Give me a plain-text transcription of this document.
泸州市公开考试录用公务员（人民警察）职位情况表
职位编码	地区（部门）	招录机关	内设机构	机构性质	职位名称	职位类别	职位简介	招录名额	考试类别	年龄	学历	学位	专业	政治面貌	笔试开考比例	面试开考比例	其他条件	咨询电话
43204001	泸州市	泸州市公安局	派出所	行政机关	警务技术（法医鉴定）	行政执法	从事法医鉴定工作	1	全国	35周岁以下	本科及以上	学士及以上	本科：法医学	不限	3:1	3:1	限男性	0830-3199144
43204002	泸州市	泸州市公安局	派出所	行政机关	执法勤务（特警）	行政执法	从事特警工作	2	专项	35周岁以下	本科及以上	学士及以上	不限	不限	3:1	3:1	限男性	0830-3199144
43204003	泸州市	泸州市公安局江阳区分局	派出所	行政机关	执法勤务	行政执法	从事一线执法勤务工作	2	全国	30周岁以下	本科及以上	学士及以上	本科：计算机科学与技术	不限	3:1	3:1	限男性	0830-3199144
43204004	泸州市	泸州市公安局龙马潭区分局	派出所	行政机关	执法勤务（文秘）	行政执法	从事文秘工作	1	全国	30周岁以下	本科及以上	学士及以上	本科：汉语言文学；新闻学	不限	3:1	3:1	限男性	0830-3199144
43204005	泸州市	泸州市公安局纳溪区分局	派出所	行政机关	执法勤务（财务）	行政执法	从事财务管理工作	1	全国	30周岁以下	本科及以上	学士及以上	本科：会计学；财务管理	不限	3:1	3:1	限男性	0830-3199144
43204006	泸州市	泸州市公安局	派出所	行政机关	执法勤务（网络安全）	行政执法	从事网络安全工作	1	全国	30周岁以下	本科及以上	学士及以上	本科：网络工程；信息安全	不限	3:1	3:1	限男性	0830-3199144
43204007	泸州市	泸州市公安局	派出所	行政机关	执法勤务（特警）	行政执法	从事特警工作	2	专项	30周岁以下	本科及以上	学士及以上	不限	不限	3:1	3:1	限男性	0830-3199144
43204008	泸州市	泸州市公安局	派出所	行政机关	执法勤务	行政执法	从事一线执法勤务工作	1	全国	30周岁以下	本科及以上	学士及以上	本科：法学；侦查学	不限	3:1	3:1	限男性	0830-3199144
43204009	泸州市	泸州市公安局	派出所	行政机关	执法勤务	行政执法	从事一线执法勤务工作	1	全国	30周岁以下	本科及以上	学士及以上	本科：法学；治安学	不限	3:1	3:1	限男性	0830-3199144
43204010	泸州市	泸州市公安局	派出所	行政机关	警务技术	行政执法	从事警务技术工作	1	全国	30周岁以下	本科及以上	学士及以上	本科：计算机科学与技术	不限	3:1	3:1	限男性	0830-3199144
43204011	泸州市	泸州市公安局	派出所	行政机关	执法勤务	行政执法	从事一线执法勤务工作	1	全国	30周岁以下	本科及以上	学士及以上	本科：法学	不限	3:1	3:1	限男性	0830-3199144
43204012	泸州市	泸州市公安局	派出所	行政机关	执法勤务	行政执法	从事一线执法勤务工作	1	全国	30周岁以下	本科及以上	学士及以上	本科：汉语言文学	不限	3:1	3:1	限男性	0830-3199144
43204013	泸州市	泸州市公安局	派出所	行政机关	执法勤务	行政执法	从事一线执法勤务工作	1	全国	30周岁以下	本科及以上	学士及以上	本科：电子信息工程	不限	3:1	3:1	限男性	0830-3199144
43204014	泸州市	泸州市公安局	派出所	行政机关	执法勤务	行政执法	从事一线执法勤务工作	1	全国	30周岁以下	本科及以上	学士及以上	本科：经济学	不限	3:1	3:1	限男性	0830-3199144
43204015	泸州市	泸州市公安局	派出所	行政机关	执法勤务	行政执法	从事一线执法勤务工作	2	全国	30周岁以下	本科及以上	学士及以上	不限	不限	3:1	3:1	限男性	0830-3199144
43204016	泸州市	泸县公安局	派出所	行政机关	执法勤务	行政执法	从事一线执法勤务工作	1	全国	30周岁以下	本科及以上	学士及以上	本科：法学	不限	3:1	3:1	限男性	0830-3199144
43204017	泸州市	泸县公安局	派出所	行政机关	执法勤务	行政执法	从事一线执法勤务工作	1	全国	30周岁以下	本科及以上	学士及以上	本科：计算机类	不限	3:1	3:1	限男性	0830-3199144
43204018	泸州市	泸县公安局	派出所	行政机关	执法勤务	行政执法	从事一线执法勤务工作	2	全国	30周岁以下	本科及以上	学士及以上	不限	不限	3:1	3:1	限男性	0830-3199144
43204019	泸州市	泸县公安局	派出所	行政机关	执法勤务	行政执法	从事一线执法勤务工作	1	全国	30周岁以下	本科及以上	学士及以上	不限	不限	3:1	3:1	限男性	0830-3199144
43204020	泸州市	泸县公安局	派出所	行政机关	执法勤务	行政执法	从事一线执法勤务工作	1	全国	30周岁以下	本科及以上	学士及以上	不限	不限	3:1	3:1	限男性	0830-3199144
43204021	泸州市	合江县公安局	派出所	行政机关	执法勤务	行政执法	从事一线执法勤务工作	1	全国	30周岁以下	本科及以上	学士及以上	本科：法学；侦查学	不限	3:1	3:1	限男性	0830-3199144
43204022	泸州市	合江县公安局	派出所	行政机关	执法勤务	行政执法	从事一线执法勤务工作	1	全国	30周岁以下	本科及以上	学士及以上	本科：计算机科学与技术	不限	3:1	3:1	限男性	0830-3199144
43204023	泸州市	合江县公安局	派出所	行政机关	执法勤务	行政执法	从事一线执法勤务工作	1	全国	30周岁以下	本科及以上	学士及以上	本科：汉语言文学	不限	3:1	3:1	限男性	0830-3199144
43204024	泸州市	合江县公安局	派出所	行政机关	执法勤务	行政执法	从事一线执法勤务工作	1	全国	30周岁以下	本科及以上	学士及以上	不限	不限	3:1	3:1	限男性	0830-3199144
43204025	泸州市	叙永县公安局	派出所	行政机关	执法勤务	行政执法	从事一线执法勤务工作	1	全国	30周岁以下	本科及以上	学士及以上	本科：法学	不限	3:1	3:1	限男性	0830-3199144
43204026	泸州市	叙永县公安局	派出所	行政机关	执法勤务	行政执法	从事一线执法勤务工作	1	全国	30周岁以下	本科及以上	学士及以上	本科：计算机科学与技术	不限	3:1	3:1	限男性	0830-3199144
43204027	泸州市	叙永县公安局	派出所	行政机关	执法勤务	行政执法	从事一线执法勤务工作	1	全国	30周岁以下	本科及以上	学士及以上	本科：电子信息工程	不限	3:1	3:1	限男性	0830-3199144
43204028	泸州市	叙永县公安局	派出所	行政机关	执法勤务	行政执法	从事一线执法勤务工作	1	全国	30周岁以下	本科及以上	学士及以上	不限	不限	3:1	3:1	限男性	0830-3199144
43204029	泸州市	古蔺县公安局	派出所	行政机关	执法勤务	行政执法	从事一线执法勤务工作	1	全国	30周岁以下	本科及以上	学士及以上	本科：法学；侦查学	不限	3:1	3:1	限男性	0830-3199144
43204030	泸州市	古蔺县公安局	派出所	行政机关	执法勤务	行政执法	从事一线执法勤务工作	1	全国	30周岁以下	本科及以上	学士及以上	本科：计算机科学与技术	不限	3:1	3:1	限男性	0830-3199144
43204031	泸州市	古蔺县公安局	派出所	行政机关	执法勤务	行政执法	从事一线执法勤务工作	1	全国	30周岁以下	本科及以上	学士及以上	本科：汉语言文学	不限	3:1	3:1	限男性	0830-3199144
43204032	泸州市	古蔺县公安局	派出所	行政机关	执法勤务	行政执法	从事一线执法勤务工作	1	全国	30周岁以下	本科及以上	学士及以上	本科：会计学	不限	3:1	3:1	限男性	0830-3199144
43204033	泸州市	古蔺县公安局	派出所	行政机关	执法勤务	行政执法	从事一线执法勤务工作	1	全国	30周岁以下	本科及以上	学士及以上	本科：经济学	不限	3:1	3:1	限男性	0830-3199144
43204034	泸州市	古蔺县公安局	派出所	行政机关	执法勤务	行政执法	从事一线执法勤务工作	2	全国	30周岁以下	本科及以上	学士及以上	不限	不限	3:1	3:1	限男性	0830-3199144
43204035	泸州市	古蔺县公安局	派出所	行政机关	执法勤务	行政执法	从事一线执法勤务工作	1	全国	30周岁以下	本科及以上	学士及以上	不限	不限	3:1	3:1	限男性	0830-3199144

══════════════════════════════

- WHAT THIS TASK INVOLVES -
From the records, copy every line that has the string "电子信息工程" in it.

- RESULT OF THIS EXERCISE -
43204013	泸州市	泸州市公安局	派出所	行政机关	执法勤务	行政执法	从事一线执法勤务工作	1	全国	30周岁以下	本科及以上	学士及以上	本科：电子信息工程	不限	3:1	3:1	限男性	0830-3199144
43204027	泸州市	叙永县公安局	派出所	行政机关	执法勤务	行政执法	从事一线执法勤务工作	1	全国	30周岁以下	本科及以上	学士及以上	本科：电子信息工程	不限	3:1	3:1	限男性	0830-3199144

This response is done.